#### DATASET ROWS
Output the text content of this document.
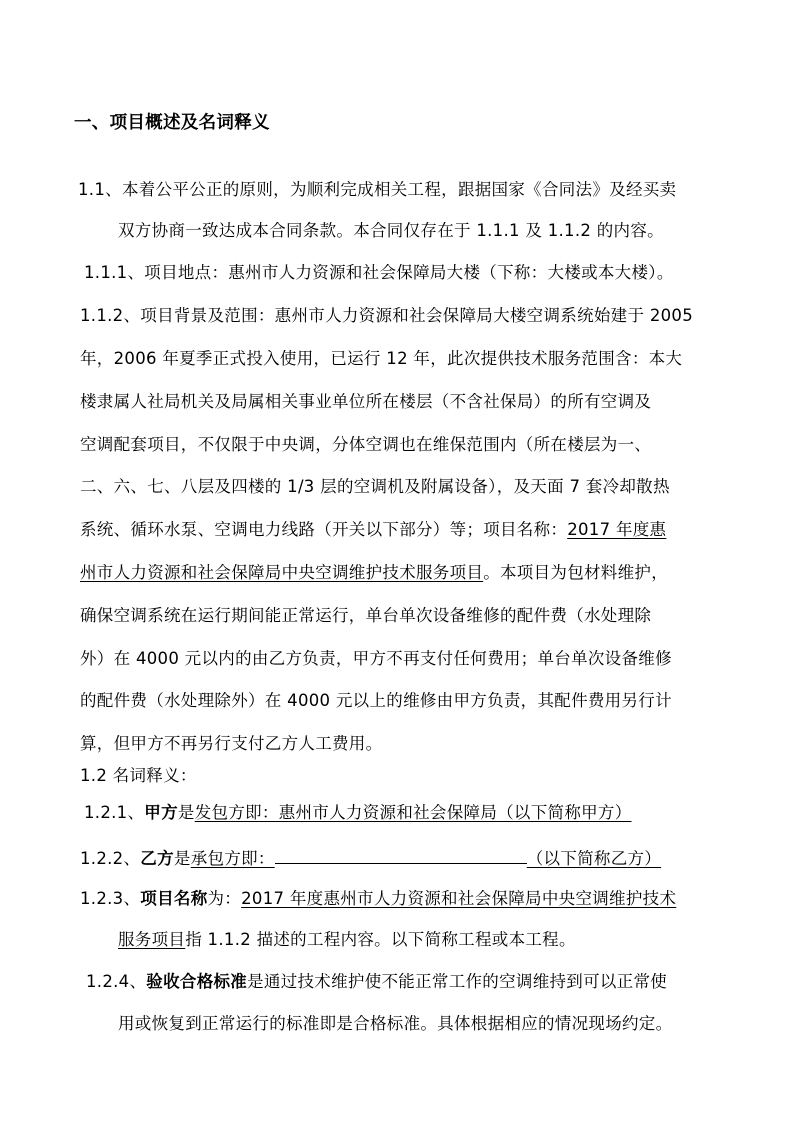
一、项目概述及名词释义
1.1、本着公平公正的原则，为顺利完成相关工程，跟据国家《合同法》及经买卖
双方协商一致达成本合同条款。本合同仅存在于 1.1.1 及 1.1.2 的内容。
1.1.1、项目地点：惠州市人力资源和社会保障局大楼（下称：大楼或本大楼）。
1.1.2、项目背景及范围：惠州市人力资源和社会保障局大楼空调系统始建于 2005
年，2006 年夏季正式投入使用，已运行 12 年，此次提供技术服务范围含：本大
楼隶属人社局机关及局属相关事业单位所在楼层（不含社保局）的所有空调及
空调配套项目，不仅限于中央调，分体空调也在维保范围内（所在楼层为一、
二、六、七、八层及四楼的 1/3 层的空调机及附属设备），及天面 7 套冷却散热
系统、循环水泵、空调电力线路（开关以下部分）等；项目名称：2017 年度惠
州市人力资源和社会保障局中央空调维护技术服务项目。本项目为包材料维护，
确保空调系统在运行期间能正常运行，单台单次设备维修的配件费（水处理除
外）在 4000 元以内的由乙方负责，甲方不再支付任何费用；单台单次设备维修
的配件费（水处理除外）在 4000 元以上的维修由甲方负责，其配件费用另行计
算，但甲方不再另行支付乙方人工费用。
1.2 名词释义：
1.2.1、甲方是发包方即：惠州市人力资源和社会保障局（以下简称甲方）
1.2.2、乙方是承包方即：	（以下简称乙方）
1.2.3、项目名称为：2017 年度惠州市人力资源和社会保障局中央空调维护技术
服务项目指 1.1.2 描述的工程内容。以下简称工程或本工程。
1.2.4、验收合格标准是通过技术维护使不能正常工作的空调维持到可以正常使
用或恢复到正常运行的标准即是合格标准。具体根据相应的情况现场约定。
########
__TO DO__:
Print each of the records above exactly as written, leaving no picture in the copy.

__THE ANSWER__:
Output the text content of this document.
一、项目概述及名词释义
1.1、本着公平公正的原则，为顺利完成相关工程，跟据国家《合同法》及经买卖
双方协商一致达成本合同条款。本合同仅存在于 1.1.1 及 1.1.2 的内容。
1.1.1、项目地点：惠州市人力资源和社会保障局大楼（下称：大楼或本大楼）。
1.1.2、项目背景及范围：惠州市人力资源和社会保障局大楼空调系统始建于 2005
年，2006 年夏季正式投入使用，已运行 12 年，此次提供技术服务范围含：本大
楼隶属人社局机关及局属相关事业单位所在楼层（不含社保局）的所有空调及
空调配套项目，不仅限于中央调，分体空调也在维保范围内（所在楼层为一、
二、六、七、八层及四楼的 1/3 层的空调机及附属设备），及天面 7 套冷却散热
系统、循环水泵、空调电力线路（开关以下部分）等；项目名称：2017 年度惠
州市人力资源和社会保障局中央空调维护技术服务项目。本项目为包材料维护，
确保空调系统在运行期间能正常运行，单台单次设备维修的配件费（水处理除
外）在 4000 元以内的由乙方负责，甲方不再支付任何费用；单台单次设备维修
的配件费（水处理除外）在 4000 元以上的维修由甲方负责，其配件费用另行计
算，但甲方不再另行支付乙方人工费用。
1.2 名词释义：
1.2.1、甲方是发包方即：惠州市人力资源和社会保障局（以下简称甲方）
1.2.2、乙方是承包方即：	（以下简称乙方）
1.2.3、项目名称为：2017 年度惠州市人力资源和社会保障局中央空调维护技术
服务项目指 1.1.2 描述的工程内容。以下简称工程或本工程。
1.2.4、验收合格标准是通过技术维护使不能正常工作的空调维持到可以正常使
用或恢复到正常运行的标准即是合格标准。具体根据相应的情况现场约定。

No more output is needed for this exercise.